* _What needs to be done_: Extract every record, keeping each one exactly as it is.
--- Begin Recorded information ---
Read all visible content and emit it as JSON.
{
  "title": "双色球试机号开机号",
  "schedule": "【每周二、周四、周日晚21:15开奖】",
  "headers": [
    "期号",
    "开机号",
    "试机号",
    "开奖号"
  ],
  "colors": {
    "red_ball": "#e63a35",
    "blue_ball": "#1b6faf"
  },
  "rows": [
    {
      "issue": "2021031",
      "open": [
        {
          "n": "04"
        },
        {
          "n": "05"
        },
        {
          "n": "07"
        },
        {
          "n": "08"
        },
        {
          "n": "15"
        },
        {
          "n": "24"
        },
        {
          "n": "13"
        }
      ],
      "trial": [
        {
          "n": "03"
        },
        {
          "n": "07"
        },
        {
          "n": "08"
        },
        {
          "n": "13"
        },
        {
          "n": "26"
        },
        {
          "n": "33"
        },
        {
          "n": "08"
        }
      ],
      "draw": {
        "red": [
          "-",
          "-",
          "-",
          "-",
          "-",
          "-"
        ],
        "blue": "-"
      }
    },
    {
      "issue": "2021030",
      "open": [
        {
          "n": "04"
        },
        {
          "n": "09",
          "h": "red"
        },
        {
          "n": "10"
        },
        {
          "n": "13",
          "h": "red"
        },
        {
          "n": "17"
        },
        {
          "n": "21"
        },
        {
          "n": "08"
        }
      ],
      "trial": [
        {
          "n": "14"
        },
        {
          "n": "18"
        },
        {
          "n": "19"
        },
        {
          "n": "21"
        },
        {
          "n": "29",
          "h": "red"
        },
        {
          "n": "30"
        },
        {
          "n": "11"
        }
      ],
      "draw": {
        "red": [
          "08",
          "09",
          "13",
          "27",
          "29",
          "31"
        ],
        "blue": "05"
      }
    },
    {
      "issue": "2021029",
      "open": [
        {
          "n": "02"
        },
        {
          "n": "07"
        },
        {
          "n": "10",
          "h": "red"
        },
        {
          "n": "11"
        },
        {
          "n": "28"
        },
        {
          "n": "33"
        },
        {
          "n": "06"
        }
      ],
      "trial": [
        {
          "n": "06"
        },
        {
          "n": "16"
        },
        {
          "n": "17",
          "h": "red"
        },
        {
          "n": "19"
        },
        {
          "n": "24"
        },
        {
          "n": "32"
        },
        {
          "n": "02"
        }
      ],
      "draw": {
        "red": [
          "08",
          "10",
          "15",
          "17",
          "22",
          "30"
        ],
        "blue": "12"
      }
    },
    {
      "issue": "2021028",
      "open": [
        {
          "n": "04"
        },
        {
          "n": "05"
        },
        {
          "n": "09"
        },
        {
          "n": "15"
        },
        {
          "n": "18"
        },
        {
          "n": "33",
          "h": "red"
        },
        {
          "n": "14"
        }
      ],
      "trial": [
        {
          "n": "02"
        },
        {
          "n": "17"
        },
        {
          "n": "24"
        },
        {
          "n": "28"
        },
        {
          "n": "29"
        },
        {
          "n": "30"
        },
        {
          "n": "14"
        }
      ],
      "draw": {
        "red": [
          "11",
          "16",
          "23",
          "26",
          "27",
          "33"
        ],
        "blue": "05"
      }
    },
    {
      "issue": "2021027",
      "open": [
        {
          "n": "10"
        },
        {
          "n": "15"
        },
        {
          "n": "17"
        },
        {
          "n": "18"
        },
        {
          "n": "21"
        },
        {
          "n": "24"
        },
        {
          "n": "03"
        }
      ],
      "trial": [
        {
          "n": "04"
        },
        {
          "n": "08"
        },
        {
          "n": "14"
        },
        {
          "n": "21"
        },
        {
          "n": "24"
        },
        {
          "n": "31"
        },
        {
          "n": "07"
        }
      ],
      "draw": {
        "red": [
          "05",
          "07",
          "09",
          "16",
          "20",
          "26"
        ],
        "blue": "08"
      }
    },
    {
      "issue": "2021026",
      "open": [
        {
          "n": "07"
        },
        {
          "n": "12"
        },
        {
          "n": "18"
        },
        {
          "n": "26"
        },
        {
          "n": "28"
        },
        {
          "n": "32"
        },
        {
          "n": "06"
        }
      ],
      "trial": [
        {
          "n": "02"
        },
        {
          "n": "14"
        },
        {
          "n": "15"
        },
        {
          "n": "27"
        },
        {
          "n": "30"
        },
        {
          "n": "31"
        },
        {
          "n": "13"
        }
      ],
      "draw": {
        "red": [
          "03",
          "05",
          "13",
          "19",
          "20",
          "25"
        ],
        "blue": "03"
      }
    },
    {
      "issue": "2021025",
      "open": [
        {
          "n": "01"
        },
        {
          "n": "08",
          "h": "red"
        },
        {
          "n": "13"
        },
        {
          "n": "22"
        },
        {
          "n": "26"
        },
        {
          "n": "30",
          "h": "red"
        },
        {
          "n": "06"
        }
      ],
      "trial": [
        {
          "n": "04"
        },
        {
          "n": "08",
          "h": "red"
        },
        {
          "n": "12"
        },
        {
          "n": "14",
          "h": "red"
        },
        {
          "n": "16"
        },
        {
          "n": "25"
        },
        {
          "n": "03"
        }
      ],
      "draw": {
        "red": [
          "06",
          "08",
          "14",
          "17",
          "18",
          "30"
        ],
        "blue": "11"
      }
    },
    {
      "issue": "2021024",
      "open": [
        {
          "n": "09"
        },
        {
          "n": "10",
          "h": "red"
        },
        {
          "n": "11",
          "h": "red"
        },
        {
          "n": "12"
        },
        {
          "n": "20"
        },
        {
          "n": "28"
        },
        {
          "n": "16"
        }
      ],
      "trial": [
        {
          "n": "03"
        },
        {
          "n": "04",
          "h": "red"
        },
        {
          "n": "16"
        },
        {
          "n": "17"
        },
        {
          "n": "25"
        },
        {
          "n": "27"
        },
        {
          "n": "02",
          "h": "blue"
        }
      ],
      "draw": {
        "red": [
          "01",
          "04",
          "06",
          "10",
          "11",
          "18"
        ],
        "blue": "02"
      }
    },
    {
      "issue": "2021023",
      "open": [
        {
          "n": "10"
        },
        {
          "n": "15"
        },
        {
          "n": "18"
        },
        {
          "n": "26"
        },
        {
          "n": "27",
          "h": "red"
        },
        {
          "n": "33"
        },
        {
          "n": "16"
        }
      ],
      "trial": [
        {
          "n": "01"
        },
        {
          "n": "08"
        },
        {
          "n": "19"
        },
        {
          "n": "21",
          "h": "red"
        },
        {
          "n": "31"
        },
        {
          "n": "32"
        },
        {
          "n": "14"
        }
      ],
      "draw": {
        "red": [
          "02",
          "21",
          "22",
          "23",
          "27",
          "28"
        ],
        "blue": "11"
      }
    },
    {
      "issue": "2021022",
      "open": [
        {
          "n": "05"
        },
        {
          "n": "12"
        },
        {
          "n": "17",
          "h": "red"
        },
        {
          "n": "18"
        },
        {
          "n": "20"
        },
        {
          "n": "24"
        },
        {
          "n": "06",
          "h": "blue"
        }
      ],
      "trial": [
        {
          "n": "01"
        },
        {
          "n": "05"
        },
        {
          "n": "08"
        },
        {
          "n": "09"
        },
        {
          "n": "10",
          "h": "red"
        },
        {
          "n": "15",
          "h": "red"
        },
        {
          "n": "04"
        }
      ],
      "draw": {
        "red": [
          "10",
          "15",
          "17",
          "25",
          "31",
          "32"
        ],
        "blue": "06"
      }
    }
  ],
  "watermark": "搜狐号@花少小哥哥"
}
--- End Recorded information ---
* _Finished task_:
Read all visible content and emit it as JSON.
{
  "title": "双色球试机号开机号",
  "schedule": "【每周二、周四、周日晚21:15开奖】",
  "headers": [
    "期号",
    "开机号",
    "试机号",
    "开奖号"
  ],
  "colors": {
    "red_ball": "#e63a35",
    "blue_ball": "#1b6faf"
  },
  "rows": [
    {
      "issue": "2021031",
      "open": [
        {
          "n": "04"
        },
        {
          "n": "05"
        },
        {
          "n": "07"
        },
        {
          "n": "08"
        },
        {
          "n": "15"
        },
        {
          "n": "24"
        },
        {
          "n": "13"
        }
      ],
      "trial": [
        {
          "n": "03"
        },
        {
          "n": "07"
        },
        {
          "n": "08"
        },
        {
          "n": "13"
        },
        {
          "n": "26"
        },
        {
          "n": "33"
        },
        {
          "n": "08"
        }
      ],
      "draw": {
        "red": [
          "-",
          "-",
          "-",
          "-",
          "-",
          "-"
        ],
        "blue": "-"
      }
    },
    {
      "issue": "2021030",
      "open": [
        {
          "n": "04"
        },
        {
          "n": "09",
          "h": "red"
        },
        {
          "n": "10"
        },
        {
          "n": "13",
          "h": "red"
        },
        {
          "n": "17"
        },
        {
          "n": "21"
        },
        {
          "n": "08"
        }
      ],
      "trial": [
        {
          "n": "14"
        },
        {
          "n": "18"
        },
        {
          "n": "19"
        },
        {
          "n": "21"
        },
        {
          "n": "29",
          "h": "red"
        },
        {
          "n": "30"
        },
        {
          "n": "11"
        }
      ],
      "draw": {
        "red": [
          "08",
          "09",
          "13",
          "27",
          "29",
          "31"
        ],
        "blue": "05"
      }
    },
    {
      "issue": "2021029",
      "open": [
        {
          "n": "02"
        },
        {
          "n": "07"
        },
        {
          "n": "10",
          "h": "red"
        },
        {
          "n": "11"
        },
        {
          "n": "28"
        },
        {
          "n": "33"
        },
        {
          "n": "06"
        }
      ],
      "trial": [
        {
          "n": "06"
        },
        {
          "n": "16"
        },
        {
          "n": "17",
          "h": "red"
        },
        {
          "n": "19"
        },
        {
          "n": "24"
        },
        {
          "n": "32"
        },
        {
          "n": "02"
        }
      ],
      "draw": {
        "red": [
          "08",
          "10",
          "15",
          "17",
          "22",
          "30"
        ],
        "blue": "12"
      }
    },
    {
      "issue": "2021028",
      "open": [
        {
          "n": "04"
        },
        {
          "n": "05"
        },
        {
          "n": "09"
        },
        {
          "n": "15"
        },
        {
          "n": "18"
        },
        {
          "n": "33",
          "h": "red"
        },
        {
          "n": "14"
        }
      ],
      "trial": [
        {
          "n": "02"
        },
        {
          "n": "17"
        },
        {
          "n": "24"
        },
        {
          "n": "28"
        },
        {
          "n": "29"
        },
        {
          "n": "30"
        },
        {
          "n": "14"
        }
      ],
      "draw": {
        "red": [
          "11",
          "16",
          "23",
          "26",
          "27",
          "33"
        ],
        "blue": "05"
      }
    },
    {
      "issue": "2021027",
      "open": [
        {
          "n": "10"
        },
        {
          "n": "15"
        },
        {
          "n": "17"
        },
        {
          "n": "18"
        },
        {
          "n": "21"
        },
        {
          "n": "24"
        },
        {
          "n": "03"
        }
      ],
      "trial": [
        {
          "n": "04"
        },
        {
          "n": "08"
        },
        {
          "n": "14"
        },
        {
          "n": "21"
        },
        {
          "n": "24"
        },
        {
          "n": "31"
        },
        {
          "n": "07"
        }
      ],
      "draw": {
        "red": [
          "05",
          "07",
          "09",
          "16",
          "20",
          "26"
        ],
        "blue": "08"
      }
    },
    {
      "issue": "2021026",
      "open": [
        {
          "n": "07"
        },
        {
          "n": "12"
        },
        {
          "n": "18"
        },
        {
          "n": "26"
        },
        {
          "n": "28"
        },
        {
          "n": "32"
        },
        {
          "n": "06"
        }
      ],
      "trial": [
        {
          "n": "02"
        },
        {
          "n": "14"
        },
        {
          "n": "15"
        },
        {
          "n": "27"
        },
        {
          "n": "30"
        },
        {
          "n": "31"
        },
        {
          "n": "13"
        }
      ],
      "draw": {
        "red": [
          "03",
          "05",
          "13",
          "19",
          "20",
          "25"
        ],
        "blue": "03"
      }
    },
    {
      "issue": "2021025",
      "open": [
        {
          "n": "01"
        },
        {
          "n": "08",
          "h": "red"
        },
        {
          "n": "13"
        },
        {
          "n": "22"
        },
        {
          "n": "26"
        },
        {
          "n": "30",
          "h": "red"
        },
        {
          "n": "06"
        }
      ],
      "trial": [
        {
          "n": "04"
        },
        {
          "n": "08",
          "h": "red"
        },
        {
          "n": "12"
        },
        {
          "n": "14",
          "h": "red"
        },
        {
          "n": "16"
        },
        {
          "n": "25"
        },
        {
          "n": "03"
        }
      ],
      "draw": {
        "red": [
          "06",
          "08",
          "14",
          "17",
          "18",
          "30"
        ],
        "blue": "11"
      }
    },
    {
      "issue": "2021024",
      "open": [
        {
          "n": "09"
        },
        {
          "n": "10",
          "h": "red"
        },
        {
          "n": "11",
          "h": "red"
        },
        {
          "n": "12"
        },
        {
          "n": "20"
        },
        {
          "n": "28"
        },
        {
          "n": "16"
        }
      ],
      "trial": [
        {
          "n": "03"
        },
        {
          "n": "04",
          "h": "red"
        },
        {
          "n": "16"
        },
        {
          "n": "17"
        },
        {
          "n": "25"
        },
        {
          "n": "27"
        },
        {
          "n": "02",
          "h": "blue"
        }
      ],
      "draw": {
        "red": [
          "01",
          "04",
          "06",
          "10",
          "11",
          "18"
        ],
        "blue": "02"
      }
    },
    {
      "issue": "2021023",
      "open": [
        {
          "n": "10"
        },
        {
          "n": "15"
        },
        {
          "n": "18"
        },
        {
          "n": "26"
        },
        {
          "n": "27",
          "h": "red"
        },
        {
          "n": "33"
        },
        {
          "n": "16"
        }
      ],
      "trial": [
        {
          "n": "01"
        },
        {
          "n": "08"
        },
        {
          "n": "19"
        },
        {
          "n": "21",
          "h": "red"
        },
        {
          "n": "31"
        },
        {
          "n": "32"
        },
        {
          "n": "14"
        }
      ],
      "draw": {
        "red": [
          "02",
          "21",
          "22",
          "23",
          "27",
          "28"
        ],
        "blue": "11"
      }
    },
    {
      "issue": "2021022",
      "open": [
        {
          "n": "05"
        },
        {
          "n": "12"
        },
        {
          "n": "17",
          "h": "red"
        },
        {
          "n": "18"
        },
        {
          "n": "20"
        },
        {
          "n": "24"
        },
        {
          "n": "06",
          "h": "blue"
        }
      ],
      "trial": [
        {
          "n": "01"
        },
        {
          "n": "05"
        },
        {
          "n": "08"
        },
        {
          "n": "09"
        },
        {
          "n": "10",
          "h": "red"
        },
        {
          "n": "15",
          "h": "red"
        },
        {
          "n": "04"
        }
      ],
      "draw": {
        "red": [
          "10",
          "15",
          "17",
          "25",
          "31",
          "32"
        ],
        "blue": "06"
      }
    }
  ],
  "watermark": "搜狐号@花少小哥哥"
}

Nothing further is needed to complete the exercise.